A lot has happened since I posted my Mirrorless Camera Trends report in 2015. With the 2016 Photokina and PhotoPlus Expos completed, we have a good idea about the current state of the camera industry. No surprises. Mirrorless camera introductions continue to dominate the market, and the trends that I talked about last year, continue to accelerate.
It became clear, a couple of year ago, that mirrorless cameras needed to go upmarket — to cater to professionals and enthusiasts. Inexpensive, entry-level mirrorless did not sell. Rather, it was the DSLR owners that were downsizing to smaller systems. This year, there were two big announcements that moved mirrorless beyond full frame sensors.
Hasselblad was up first with their 50MP mirrorless X1D medium format camera. Then, at Photokina, Fujifilm jumped into the fray with their own 50MP GFX mirrorless system. Both companies are featuring entirely new mounts for their respective line of new lenses. Quite a serious investment. These are not sports cameras, so they won’t challenge Canon and Nikon for action, but for portraits and landscapes, it may be an entirely new ballgame.
Sony probably has established themselves as the king of mirrorless, with their full frame A7 line, as well as their Alpha APS-C cameras. While Sony’s APS-C cameras are very good, it’s the full frame A7 cameras that have stolen the show. With the three Mark II cameras joining the original line of three, Sony has six full frame mirrorless cameras, at various price points. Though their lens lineup still is far behind Canon’s and Nikon’s DLSR offerings, they, along with Zeiss are making steady progress.
Fujifilm is truly hitting their stride with mirrorless. While the original Fuji cameras have a passionate following, with great image quality, they were lacking in speed. They’ve had a couple of generations to address their weak points. Now, with the X-Pro2 and the X-T2, and their stellar lineup of lenses, they have a truly compelling system. Add in the medium format GFX on the high-end, as well as the X point and shoots and you have a very deep lineup of high quality, high-end cameras.

________

■ **Tasks for this exercise**:
(a) Rewrite the part of the mirrorless camera report that opens with the words containing "Hasselblad was up" and closes with "entirely new ballgame.", swapping "ballgame" for "game".
(b) Answer these questions from the mirrorless camera report:
(i) How many megapixels does Hasselblad's X1D have?
(ii) How many full frame mirrorless cameras does Sony have?
(iii) Which two Fujifilm cameras are named together with the company's stellar lineup of lenses?
(c) Translate this sentence from the mirrorless camera report into Spanish: "Inexpensive, entry-level mirrorless did not sell."
The lines that come next aren't needed for anything here.

■ **Source data**:
________

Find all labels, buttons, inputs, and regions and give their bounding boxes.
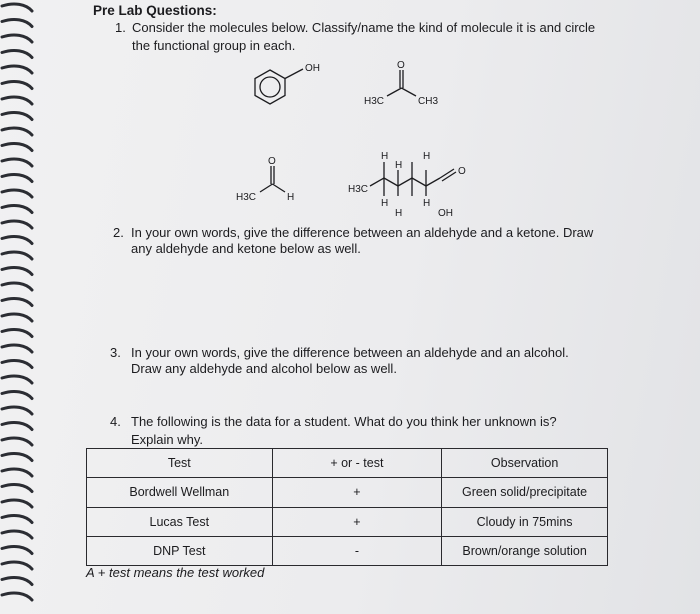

________

■ **Solution list**:
(a)
Hasselblad was up first with their 50MP mirrorless X1D medium format camera. Then, at Photokina, Fujifilm jumped into the fray with their own 50MP GFX mirrorless system. Both companies are featuring entirely new mounts for their respective line of new lenses. Quite a serious investment. These are not sports cameras, so they won’t challenge Canon and Nikon for action, but for portraits and landscapes, it may be an entirely new game.

(b)
(i) 50MP
(ii) Six
(iii) The X-Pro2 and the X-T2

(c) Las cámaras sin espejo económicas y de gama básica no se vendieron.